Requirements: Copy out the lines starting with the line that contains "expand-arrow-icon: ▶ (447, 393, 454, 404)" and going on through the line that contains "page-scrollbar-thumb[interactable] (487, 16, 491, 518)", both included, exactly as they appear.

Information given:
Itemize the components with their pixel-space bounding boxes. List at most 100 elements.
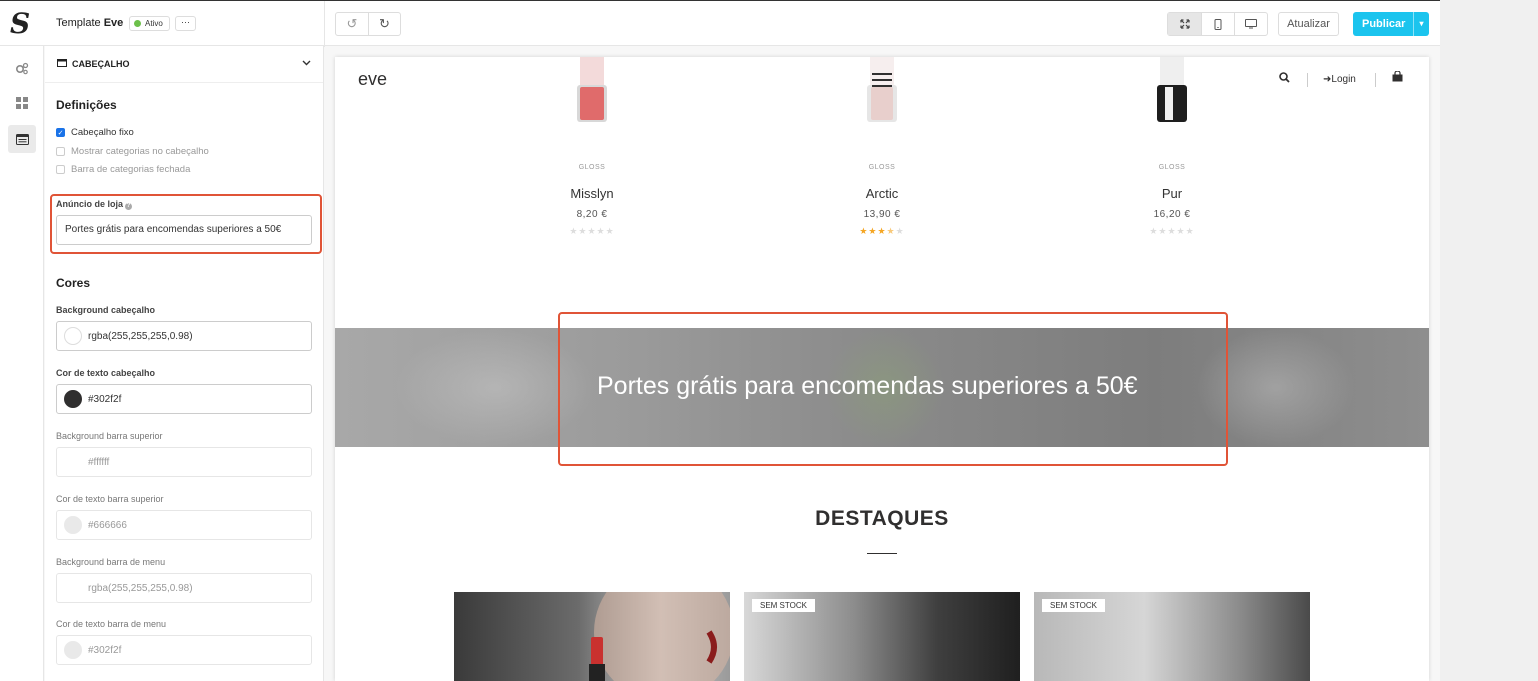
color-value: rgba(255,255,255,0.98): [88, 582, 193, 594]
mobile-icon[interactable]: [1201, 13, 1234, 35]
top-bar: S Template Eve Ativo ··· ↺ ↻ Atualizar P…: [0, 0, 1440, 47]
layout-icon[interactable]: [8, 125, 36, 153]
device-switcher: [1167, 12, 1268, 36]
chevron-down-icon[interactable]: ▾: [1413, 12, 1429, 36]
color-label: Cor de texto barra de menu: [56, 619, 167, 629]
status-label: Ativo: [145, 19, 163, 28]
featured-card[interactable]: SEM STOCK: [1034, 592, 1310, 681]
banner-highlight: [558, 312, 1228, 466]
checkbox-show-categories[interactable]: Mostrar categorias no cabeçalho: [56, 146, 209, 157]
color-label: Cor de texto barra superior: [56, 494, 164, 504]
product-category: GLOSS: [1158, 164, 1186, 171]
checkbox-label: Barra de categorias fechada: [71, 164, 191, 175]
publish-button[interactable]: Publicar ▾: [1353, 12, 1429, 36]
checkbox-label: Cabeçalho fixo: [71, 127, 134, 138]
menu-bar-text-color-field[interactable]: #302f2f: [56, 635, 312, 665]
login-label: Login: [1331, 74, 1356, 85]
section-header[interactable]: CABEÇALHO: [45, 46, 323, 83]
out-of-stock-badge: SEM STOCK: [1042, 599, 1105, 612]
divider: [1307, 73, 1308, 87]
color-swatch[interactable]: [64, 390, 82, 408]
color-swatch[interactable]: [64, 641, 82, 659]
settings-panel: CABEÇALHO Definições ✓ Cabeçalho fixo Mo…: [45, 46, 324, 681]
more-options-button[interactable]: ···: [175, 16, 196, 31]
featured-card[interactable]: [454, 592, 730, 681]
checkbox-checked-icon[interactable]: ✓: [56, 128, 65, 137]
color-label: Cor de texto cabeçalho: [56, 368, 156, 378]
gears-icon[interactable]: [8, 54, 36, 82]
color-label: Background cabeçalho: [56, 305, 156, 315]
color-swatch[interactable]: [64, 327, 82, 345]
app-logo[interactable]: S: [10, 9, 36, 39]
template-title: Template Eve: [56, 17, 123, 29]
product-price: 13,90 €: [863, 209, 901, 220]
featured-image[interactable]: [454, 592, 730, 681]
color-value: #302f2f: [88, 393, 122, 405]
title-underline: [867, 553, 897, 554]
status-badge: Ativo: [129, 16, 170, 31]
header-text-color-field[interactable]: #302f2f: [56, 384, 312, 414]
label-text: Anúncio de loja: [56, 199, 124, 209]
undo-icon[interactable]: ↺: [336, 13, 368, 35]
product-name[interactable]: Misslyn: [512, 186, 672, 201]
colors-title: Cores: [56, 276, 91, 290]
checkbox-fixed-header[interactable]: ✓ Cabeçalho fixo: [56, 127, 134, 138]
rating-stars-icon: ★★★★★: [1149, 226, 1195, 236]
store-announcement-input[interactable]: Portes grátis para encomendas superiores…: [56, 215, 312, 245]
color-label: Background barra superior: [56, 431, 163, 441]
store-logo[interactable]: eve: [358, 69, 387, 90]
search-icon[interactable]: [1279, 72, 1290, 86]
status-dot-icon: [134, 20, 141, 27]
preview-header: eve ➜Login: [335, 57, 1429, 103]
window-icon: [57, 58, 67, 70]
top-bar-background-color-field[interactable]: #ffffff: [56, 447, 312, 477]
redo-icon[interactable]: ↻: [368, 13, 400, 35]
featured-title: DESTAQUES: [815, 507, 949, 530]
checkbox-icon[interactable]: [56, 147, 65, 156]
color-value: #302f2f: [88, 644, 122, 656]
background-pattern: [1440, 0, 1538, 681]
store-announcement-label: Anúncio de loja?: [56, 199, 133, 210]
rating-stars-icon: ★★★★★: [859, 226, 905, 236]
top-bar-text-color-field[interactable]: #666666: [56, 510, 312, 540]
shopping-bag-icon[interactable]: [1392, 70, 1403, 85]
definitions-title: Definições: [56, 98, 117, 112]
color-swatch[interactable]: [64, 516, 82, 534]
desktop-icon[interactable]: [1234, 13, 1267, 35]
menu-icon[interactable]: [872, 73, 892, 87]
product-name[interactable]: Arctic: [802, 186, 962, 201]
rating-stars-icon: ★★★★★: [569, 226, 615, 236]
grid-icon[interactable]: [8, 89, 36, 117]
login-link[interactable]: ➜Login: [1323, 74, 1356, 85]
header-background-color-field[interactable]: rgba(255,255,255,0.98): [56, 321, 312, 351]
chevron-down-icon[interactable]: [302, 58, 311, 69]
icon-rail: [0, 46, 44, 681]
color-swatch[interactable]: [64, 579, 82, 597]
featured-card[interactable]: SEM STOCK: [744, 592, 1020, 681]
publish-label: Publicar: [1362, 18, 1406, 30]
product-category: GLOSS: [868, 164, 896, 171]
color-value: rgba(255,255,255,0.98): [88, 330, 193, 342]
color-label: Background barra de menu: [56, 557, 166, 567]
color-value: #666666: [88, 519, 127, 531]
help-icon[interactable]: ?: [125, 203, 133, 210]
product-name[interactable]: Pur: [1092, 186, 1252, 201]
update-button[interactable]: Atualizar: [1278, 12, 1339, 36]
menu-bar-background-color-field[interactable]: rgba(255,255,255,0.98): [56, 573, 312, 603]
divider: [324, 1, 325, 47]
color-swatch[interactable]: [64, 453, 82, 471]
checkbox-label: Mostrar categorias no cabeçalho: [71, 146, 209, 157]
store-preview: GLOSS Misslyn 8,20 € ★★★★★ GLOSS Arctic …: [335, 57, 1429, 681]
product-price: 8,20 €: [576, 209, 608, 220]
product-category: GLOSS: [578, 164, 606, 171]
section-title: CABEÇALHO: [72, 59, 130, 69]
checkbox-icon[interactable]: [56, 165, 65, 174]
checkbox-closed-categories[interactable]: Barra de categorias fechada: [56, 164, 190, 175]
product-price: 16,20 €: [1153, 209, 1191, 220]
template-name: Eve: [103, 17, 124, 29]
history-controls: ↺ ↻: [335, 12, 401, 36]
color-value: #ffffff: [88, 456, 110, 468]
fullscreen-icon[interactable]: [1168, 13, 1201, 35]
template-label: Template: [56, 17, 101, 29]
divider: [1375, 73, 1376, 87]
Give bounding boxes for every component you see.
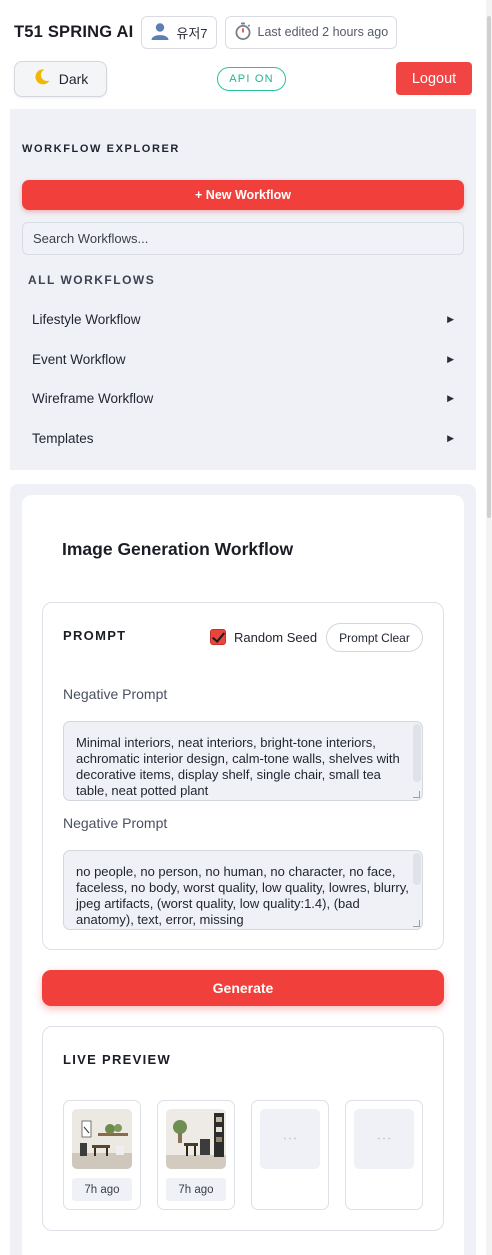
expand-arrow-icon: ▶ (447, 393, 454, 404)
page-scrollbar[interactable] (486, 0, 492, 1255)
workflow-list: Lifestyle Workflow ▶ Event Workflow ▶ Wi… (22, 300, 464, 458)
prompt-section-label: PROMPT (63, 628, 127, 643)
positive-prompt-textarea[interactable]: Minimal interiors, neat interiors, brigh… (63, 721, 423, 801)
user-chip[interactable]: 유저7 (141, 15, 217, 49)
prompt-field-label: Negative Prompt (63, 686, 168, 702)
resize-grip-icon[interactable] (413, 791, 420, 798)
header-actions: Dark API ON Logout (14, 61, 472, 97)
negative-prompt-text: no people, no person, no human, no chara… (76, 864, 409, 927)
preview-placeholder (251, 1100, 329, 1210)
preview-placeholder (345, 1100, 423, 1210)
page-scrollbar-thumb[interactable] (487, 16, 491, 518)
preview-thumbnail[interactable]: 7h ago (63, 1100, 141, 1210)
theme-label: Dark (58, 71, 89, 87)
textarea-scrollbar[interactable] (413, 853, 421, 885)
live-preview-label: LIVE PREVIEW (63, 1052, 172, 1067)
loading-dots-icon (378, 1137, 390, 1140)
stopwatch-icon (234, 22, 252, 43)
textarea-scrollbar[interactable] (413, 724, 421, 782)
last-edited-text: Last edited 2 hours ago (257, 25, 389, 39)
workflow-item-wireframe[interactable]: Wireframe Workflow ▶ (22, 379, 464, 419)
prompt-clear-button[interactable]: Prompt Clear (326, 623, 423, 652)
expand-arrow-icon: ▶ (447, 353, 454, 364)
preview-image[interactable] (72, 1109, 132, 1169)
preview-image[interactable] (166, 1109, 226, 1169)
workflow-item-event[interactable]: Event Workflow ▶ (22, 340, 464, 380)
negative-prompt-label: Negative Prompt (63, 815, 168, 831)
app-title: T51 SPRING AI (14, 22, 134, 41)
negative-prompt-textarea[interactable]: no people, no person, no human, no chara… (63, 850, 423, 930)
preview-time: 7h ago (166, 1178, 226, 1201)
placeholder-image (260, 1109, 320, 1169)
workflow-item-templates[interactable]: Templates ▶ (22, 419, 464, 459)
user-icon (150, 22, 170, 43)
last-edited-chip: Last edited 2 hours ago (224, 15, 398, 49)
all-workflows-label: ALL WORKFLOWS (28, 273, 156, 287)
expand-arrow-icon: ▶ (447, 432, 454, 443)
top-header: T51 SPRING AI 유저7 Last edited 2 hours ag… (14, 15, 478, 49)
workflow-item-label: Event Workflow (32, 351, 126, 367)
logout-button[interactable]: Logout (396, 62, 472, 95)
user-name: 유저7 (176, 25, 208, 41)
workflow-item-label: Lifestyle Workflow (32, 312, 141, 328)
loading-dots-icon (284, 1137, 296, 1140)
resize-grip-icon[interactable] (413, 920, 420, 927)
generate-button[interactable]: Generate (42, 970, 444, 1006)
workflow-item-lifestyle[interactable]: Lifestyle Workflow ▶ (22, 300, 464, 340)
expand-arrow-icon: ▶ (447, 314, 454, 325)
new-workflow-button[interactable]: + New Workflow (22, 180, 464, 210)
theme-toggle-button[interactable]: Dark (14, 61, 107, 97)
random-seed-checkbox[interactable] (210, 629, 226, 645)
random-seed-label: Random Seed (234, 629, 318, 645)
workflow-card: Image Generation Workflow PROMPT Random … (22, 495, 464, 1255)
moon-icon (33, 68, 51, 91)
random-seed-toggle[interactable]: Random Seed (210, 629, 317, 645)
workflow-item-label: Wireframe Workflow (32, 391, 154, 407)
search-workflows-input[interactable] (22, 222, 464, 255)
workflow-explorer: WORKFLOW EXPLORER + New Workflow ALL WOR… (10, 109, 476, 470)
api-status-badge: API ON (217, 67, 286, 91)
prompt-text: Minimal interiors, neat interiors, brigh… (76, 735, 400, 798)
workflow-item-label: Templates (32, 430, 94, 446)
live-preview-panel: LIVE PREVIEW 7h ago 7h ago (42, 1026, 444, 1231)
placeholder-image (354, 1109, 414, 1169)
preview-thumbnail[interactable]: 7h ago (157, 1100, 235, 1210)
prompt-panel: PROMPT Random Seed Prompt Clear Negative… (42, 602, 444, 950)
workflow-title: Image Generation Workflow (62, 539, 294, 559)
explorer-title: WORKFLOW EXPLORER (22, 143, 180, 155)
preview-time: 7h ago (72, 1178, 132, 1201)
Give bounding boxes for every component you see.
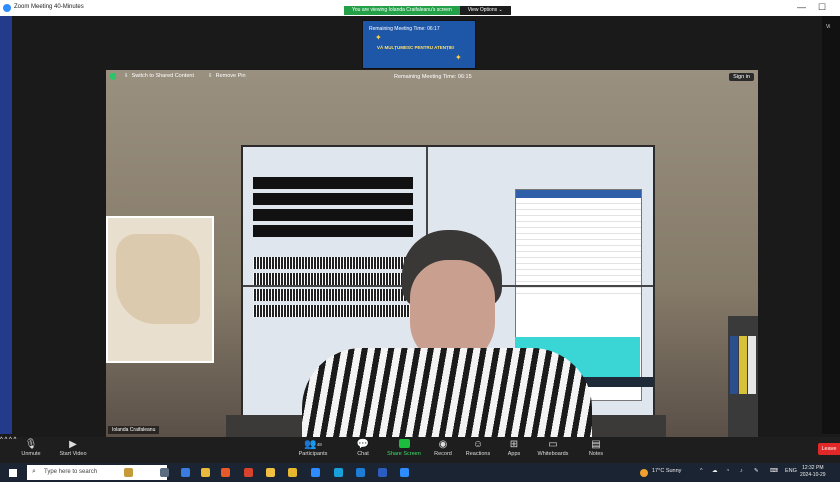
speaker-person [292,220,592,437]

Written answer:
expand-arrow-icon: ▶ (447, 393, 454, 404)
page-scrollbar[interactable] (486, 0, 492, 1255)
workflow-list: Lifestyle Workflow ▶ Event Workflow ▶ Wi… (22, 300, 464, 458)
prompt-section-label: PROMPT (63, 628, 127, 643)
positive-prompt-textarea[interactable]: Minimal interiors, neat interiors, brigh… (63, 721, 423, 801)
user-chip[interactable]: 유저7 (141, 15, 217, 49)
prompt-field-label: Negative Prompt (63, 686, 168, 702)
resize-grip-icon[interactable] (413, 791, 420, 798)
header-actions: Dark API ON Logout (14, 61, 472, 97)
negative-prompt-text: no people, no person, no human, no chara… (76, 864, 409, 927)
preview-placeholder (251, 1100, 329, 1210)
preview-placeholder (345, 1100, 423, 1210)
page-scrollbar-thumb[interactable] (487, 16, 491, 518)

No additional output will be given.